#### Task details
Reproduce all of the material word for word.

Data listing
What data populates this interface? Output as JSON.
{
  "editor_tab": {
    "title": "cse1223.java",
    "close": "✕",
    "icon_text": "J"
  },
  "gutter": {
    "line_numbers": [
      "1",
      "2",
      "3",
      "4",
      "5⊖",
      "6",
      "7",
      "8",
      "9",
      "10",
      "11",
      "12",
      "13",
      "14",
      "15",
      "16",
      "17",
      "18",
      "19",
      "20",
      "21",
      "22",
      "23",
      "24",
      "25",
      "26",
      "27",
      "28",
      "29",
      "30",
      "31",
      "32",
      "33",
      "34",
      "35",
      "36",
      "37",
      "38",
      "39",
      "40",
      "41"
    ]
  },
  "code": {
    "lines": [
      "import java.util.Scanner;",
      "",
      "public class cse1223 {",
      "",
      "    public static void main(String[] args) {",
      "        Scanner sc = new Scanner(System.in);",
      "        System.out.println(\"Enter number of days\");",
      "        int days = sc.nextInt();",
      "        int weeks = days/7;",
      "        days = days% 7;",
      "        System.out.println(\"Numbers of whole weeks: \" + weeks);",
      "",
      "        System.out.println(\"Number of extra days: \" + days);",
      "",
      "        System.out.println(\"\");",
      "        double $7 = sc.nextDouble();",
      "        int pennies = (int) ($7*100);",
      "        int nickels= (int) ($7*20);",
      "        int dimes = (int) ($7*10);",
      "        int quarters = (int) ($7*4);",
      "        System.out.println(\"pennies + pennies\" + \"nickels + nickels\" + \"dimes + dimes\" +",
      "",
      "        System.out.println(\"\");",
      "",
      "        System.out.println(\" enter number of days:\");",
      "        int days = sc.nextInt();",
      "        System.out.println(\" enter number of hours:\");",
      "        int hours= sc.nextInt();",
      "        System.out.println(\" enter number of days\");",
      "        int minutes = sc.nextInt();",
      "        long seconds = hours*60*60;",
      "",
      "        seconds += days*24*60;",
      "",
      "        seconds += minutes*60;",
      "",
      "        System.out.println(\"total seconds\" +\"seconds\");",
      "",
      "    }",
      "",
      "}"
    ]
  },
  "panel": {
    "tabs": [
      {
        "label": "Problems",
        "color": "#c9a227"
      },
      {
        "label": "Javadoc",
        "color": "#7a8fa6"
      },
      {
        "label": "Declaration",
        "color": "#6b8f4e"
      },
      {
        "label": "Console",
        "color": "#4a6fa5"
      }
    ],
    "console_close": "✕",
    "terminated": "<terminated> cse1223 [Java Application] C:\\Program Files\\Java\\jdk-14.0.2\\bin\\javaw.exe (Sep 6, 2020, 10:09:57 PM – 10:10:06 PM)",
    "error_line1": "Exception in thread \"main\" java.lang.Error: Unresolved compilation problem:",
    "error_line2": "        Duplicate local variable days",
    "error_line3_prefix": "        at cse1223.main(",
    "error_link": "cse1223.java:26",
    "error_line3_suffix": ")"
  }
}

#### Solution for this task
What data populates this interface? Output as JSON.
{
  "editor_tab": {
    "title": "cse1223.java",
    "close": "✕",
    "icon_text": "J"
  },
  "gutter": {
    "line_numbers": [
      "1",
      "2",
      "3",
      "4",
      "5⊖",
      "6",
      "7",
      "8",
      "9",
      "10",
      "11",
      "12",
      "13",
      "14",
      "15",
      "16",
      "17",
      "18",
      "19",
      "20",
      "21",
      "22",
      "23",
      "24",
      "25",
      "26",
      "27",
      "28",
      "29",
      "30",
      "31",
      "32",
      "33",
      "34",
      "35",
      "36",
      "37",
      "38",
      "39",
      "40",
      "41"
    ]
  },
  "code": {
    "lines": [
      "import java.util.Scanner;",
      "",
      "public class cse1223 {",
      "",
      "    public static void main(String[] args) {",
      "        Scanner sc = new Scanner(System.in);",
      "        System.out.println(\"Enter number of days\");",
      "        int days = sc.nextInt();",
      "        int weeks = days/7;",
      "        days = days% 7;",
      "        System.out.println(\"Numbers of whole weeks: \" + weeks);",
      "",
      "        System.out.println(\"Number of extra days: \" + days);",
      "",
      "        System.out.println(\"\");",
      "        double $7 = sc.nextDouble();",
      "        int pennies = (int) ($7*100);",
      "        int nickels= (int) ($7*20);",
      "        int dimes = (int) ($7*10);",
      "        int quarters = (int) ($7*4);",
      "        System.out.println(\"pennies + pennies\" + \"nickels + nickels\" + \"dimes + dimes\" +",
      "",
      "        System.out.println(\"\");",
      "",
      "        System.out.println(\" enter number of days:\");",
      "        int days = sc.nextInt();",
      "        System.out.println(\" enter number of hours:\");",
      "        int hours= sc.nextInt();",
      "        System.out.println(\" enter number of days\");",
      "        int minutes = sc.nextInt();",
      "        long seconds = hours*60*60;",
      "",
      "        seconds += days*24*60;",
      "",
      "        seconds += minutes*60;",
      "",
      "        System.out.println(\"total seconds\" +\"seconds\");",
      "",
      "    }",
      "",
      "}"
    ]
  },
  "panel": {
    "tabs": [
      {
        "label": "Problems",
        "color": "#c9a227"
      },
      {
        "label": "Javadoc",
        "color": "#7a8fa6"
      },
      {
        "label": "Declaration",
        "color": "#6b8f4e"
      },
      {
        "label": "Console",
        "color": "#4a6fa5"
      }
    ],
    "console_close": "✕",
    "terminated": "<terminated> cse1223 [Java Application] C:\\Program Files\\Java\\jdk-14.0.2\\bin\\javaw.exe (Sep 6, 2020, 10:09:57 PM – 10:10:06 PM)",
    "error_line1": "Exception in thread \"main\" java.lang.Error: Unresolved compilation problem:",
    "error_line2": "        Duplicate local variable days",
    "error_line3_prefix": "        at cse1223.main(",
    "error_link": "cse1223.java:26",
    "error_line3_suffix": ")"
  }
}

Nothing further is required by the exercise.